§ **Study text**
=== Section Start ===
Former Australian federal electoral division

The Division of Batman was an Australian Electoral Division in the state of Victoria. It took its name from John Batman, one of the founders of the city of Melbourne. The division was created in 1906, replacing the Division of Northern Melbourne, and was abolished in 2019 and replaced by the Division of Cooper.

The division was located in Melbourne's northern suburbs, comprising the entire City of Darebin and parts of City of Yarra and City of Whittlesea at the time of abolition. Held by Labor for all but 10 years of its history, Batman traditionally had been a safe Labor seat. However, the Greens made the seat a contest beginning with the 2010 election, where they reduced Labor from a 26.0% margin to a 7.9% margin. Though Labor increased their margin against the Greens to 10.6% in 2013, the Greens reduced Labor's margin to just 1.0% in 2016. At the 2018 Batman by-election however, Labor increased their margin to 4.4% against the Greens.

==Boundaries==
Since 1984, federal electoral division boundaries in Australia have been determined at redistributions by a redistribution committee appointed by the Australian Electoral Commission. Redistributions occur for the boundaries of divisions in a particular state, and they occur every seven years, or sooner if a state's representation entitlement changes or when divisions of a state are malapportioned.

When the division was created in 1906, it included Fitzroy, Fitzroy North and Clifton Hill. It then expanded to include Collingwood, Carlton North and Princes Hill in 1913. In 1922, the division was massively expanded to the north-east to include the entire City of Northcote and City of Preston (which were previously in the Division of Bourke), while losing Collingwood, Carlton North, Princes Hill and part of Fitzroy. It then lost Clifton Hill, part of Fitzroy North and the remainder of Fitzroy in 1937.
=== Section End ===
§ **Directions**
Rewrite the Division of Batman text between "The division was located" and "against the Greens.", inclusive, updating every "Greens" to "Australian Greens".

§ **Material shown**
=== Section Start ===
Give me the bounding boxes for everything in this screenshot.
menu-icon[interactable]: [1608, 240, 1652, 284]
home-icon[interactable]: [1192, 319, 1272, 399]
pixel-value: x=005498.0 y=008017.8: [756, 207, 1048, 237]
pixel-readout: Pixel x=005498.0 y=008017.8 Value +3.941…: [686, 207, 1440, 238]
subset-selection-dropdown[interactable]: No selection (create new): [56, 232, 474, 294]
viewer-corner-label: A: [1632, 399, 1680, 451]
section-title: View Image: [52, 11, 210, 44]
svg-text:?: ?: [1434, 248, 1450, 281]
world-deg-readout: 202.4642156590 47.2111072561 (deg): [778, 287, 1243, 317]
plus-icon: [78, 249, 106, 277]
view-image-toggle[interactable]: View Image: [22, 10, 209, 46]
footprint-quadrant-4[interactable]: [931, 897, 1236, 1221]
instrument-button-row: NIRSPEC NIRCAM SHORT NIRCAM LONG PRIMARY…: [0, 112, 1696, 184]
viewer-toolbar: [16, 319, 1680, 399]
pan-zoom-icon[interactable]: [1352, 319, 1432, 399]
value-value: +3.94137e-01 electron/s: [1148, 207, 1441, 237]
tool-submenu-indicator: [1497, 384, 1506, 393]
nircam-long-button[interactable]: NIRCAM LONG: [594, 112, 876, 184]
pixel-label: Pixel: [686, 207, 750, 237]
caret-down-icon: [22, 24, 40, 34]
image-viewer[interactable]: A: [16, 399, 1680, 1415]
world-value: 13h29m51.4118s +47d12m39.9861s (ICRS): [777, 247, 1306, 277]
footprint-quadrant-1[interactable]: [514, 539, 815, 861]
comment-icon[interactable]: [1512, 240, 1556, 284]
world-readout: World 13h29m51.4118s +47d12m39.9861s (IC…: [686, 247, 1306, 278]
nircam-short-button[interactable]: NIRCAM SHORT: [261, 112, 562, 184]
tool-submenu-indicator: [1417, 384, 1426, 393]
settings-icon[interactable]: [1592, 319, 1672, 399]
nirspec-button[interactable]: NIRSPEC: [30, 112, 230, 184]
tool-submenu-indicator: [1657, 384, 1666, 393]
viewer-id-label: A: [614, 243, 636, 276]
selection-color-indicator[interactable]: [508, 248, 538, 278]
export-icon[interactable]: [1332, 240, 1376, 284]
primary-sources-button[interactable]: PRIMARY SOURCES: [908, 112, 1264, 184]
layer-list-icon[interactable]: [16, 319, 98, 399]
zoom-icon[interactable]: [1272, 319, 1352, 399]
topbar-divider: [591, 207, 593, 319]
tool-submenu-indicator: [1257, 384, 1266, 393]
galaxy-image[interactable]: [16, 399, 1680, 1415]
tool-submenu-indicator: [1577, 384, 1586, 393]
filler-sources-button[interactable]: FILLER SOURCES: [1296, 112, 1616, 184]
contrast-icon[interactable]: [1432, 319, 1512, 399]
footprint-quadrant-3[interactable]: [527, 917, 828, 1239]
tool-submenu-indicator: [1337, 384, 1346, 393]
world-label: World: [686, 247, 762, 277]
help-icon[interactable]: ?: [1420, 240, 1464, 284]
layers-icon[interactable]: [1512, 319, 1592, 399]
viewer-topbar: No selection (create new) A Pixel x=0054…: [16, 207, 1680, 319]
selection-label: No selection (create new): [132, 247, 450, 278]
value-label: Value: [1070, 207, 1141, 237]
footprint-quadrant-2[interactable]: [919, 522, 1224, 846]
=== Section End ===
§ **Written response**
The division was located in Melbourne's northern suburbs, comprising the entire City of Darebin and parts of City of Yarra and City of Whittlesea at the time of abolition. Held by Labor for all but 10 years of its history, Batman traditionally had been a safe Labor seat. However, the Australian Greens made the seat a contest beginning with the 2010 election, where they reduced Labor from a 26.0% margin to a 7.9% margin. Though Labor increased their margin against the Australian Greens to 10.6% in 2013, the Australian Greens reduced Labor's margin to just 1.0% in 2016. At the 2018 Batman by-election however, Labor increased their margin to 4.4% against the Australian Greens.